Structured figure records
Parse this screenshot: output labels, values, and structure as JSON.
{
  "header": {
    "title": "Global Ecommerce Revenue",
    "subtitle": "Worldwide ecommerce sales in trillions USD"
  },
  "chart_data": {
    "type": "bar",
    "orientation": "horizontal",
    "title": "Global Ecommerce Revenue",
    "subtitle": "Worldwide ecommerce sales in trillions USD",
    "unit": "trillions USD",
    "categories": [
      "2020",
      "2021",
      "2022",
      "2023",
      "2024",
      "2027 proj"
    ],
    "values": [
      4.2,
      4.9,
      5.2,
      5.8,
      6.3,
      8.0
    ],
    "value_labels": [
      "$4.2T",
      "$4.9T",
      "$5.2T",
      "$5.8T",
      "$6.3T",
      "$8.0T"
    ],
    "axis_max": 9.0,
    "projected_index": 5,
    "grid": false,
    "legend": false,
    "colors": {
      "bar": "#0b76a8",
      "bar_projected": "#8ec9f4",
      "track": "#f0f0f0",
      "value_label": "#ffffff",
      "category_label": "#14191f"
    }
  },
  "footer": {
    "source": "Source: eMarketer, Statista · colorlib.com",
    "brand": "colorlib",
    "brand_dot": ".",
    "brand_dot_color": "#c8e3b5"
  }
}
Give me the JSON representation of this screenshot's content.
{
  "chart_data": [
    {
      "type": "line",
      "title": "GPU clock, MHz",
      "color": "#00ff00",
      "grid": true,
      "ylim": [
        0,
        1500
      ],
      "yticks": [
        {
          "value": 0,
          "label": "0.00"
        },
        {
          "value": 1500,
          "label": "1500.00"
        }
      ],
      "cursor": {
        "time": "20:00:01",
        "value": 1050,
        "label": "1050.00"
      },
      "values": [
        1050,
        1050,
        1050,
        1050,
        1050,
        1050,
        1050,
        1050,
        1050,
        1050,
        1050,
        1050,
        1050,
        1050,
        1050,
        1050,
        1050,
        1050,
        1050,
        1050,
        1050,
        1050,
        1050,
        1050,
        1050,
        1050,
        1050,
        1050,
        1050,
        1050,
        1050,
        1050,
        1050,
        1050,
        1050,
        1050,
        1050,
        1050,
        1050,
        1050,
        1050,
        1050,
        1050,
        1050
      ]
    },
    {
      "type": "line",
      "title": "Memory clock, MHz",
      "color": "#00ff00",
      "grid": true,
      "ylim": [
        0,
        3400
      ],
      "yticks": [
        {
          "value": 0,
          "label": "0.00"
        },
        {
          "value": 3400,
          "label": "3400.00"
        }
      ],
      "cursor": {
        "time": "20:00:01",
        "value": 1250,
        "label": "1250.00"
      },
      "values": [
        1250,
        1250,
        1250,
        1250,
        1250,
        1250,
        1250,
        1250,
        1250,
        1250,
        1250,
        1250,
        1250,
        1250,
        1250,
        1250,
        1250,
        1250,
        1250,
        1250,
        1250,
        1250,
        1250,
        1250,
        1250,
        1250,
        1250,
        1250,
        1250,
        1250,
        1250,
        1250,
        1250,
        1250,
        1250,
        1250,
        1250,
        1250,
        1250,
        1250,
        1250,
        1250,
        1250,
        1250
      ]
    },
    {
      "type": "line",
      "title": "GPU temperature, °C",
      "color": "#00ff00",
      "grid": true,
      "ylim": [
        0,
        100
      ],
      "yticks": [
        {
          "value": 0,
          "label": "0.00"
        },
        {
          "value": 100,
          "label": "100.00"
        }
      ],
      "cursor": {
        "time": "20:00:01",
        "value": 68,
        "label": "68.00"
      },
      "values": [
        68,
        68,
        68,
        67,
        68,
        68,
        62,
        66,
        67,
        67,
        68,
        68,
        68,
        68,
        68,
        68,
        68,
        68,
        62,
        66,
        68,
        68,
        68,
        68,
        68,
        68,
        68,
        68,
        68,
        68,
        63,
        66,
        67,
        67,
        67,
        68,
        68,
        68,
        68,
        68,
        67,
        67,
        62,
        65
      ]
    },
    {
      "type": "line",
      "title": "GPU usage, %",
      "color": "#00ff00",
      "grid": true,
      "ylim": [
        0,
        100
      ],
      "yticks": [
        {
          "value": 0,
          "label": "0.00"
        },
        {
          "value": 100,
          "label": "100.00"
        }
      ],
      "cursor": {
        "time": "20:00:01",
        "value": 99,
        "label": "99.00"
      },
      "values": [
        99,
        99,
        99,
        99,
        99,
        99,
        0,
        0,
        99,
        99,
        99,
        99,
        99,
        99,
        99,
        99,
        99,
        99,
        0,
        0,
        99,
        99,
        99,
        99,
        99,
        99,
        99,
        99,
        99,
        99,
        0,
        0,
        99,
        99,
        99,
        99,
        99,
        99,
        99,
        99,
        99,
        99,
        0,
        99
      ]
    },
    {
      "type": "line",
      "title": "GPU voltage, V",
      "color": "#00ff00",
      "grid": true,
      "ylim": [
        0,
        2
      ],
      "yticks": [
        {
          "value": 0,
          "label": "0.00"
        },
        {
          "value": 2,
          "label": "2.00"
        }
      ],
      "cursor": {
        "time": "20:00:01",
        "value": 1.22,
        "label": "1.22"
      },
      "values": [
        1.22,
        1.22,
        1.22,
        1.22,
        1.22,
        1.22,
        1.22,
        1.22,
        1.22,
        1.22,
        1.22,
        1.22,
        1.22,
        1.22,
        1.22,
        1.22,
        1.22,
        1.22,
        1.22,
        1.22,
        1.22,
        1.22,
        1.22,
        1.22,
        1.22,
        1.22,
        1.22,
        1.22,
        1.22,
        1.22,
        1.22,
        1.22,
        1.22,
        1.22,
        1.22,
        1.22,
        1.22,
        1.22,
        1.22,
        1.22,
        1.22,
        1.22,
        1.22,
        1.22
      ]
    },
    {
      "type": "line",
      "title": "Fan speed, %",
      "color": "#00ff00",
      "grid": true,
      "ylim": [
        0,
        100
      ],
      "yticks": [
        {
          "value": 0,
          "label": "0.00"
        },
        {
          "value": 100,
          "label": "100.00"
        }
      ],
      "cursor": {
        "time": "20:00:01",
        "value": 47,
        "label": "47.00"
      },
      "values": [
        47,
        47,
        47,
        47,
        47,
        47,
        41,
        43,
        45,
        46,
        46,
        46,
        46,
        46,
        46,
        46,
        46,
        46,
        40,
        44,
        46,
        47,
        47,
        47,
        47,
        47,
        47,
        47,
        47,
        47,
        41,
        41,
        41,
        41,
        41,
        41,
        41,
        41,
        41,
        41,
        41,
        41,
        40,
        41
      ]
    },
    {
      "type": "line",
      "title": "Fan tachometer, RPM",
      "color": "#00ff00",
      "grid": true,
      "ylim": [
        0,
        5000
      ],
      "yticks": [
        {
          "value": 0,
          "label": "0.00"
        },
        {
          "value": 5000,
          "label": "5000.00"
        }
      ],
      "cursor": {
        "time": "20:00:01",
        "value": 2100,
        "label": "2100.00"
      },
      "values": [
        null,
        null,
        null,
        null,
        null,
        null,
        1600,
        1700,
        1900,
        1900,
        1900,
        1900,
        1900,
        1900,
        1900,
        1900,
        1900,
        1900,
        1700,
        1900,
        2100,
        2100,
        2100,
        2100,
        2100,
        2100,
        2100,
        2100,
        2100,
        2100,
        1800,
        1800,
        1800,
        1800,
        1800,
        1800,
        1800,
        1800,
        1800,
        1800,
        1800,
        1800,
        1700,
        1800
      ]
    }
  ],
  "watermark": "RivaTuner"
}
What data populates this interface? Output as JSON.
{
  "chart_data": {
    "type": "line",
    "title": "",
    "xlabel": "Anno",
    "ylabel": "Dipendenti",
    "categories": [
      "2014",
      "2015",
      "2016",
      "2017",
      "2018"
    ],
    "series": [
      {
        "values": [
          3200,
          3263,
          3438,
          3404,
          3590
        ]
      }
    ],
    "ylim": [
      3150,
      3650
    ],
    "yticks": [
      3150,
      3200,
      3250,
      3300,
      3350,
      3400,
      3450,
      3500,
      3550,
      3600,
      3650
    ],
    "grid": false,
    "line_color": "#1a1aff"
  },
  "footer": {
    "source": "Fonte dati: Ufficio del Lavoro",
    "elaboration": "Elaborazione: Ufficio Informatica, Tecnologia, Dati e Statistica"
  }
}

◆ WHAT THE TASK ASKS
Copy all lines from the material that hold "this".

◆ RESPONSE
Parse this screenshot: output labels, values, and structure as JSON.
Give me the JSON representation of this screenshot's content.
What data populates this interface? Output as JSON.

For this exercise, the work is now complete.